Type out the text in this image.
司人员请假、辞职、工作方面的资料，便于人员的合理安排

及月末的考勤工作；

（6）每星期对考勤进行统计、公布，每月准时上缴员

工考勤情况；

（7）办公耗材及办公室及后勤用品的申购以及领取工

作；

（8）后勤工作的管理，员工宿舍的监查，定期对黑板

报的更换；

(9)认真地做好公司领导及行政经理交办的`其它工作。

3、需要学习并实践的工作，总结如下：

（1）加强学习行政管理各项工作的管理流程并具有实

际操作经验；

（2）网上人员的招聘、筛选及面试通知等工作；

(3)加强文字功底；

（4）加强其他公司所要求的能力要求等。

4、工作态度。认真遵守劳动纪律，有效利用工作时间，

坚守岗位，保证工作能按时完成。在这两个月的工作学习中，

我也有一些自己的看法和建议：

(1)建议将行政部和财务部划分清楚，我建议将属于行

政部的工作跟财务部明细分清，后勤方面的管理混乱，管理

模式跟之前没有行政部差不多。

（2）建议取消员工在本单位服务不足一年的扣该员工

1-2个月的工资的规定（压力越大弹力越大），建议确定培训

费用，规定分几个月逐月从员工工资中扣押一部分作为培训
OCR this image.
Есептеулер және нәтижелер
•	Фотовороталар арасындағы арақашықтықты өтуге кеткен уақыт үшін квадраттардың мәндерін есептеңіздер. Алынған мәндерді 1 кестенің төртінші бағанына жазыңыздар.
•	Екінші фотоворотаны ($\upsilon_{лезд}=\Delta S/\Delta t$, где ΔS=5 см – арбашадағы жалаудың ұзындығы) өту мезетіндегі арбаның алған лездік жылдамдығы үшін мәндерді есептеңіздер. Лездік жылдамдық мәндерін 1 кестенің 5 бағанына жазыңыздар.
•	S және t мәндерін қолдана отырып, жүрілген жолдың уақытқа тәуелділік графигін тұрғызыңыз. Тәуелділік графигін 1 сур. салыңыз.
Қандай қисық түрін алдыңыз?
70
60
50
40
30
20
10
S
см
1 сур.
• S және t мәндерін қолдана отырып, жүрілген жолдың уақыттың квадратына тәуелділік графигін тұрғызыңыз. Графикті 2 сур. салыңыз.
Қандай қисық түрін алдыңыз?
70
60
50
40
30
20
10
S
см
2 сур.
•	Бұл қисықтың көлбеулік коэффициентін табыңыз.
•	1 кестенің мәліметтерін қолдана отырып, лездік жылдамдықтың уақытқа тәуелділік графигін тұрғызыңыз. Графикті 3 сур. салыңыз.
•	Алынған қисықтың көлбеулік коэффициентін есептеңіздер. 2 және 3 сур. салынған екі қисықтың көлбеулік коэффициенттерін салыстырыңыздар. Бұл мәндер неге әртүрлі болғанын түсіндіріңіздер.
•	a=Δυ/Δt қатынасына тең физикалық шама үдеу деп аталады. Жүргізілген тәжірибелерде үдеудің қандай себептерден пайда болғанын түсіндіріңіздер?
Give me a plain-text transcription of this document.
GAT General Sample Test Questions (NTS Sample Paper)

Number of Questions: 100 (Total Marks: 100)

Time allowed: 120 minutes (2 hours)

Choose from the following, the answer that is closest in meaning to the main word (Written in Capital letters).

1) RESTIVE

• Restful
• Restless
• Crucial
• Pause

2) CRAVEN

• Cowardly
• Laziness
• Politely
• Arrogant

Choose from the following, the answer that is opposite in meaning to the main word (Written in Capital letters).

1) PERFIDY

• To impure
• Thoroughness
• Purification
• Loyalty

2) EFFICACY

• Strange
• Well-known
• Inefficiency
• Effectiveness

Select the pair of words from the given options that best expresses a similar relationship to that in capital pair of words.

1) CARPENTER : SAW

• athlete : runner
▬▬▬▬▬▬
* [Stated exercise] Gather all lines from the records above in which "that" appears.

* [Task solution]
Choose from the following, the answer that is closest in meaning to the main word (Written in Capital letters).
Choose from the following, the answer that is opposite in meaning to the main word (Written in Capital letters).
Select the pair of words from the given options that best expresses a similar relationship to that in capital pair of words.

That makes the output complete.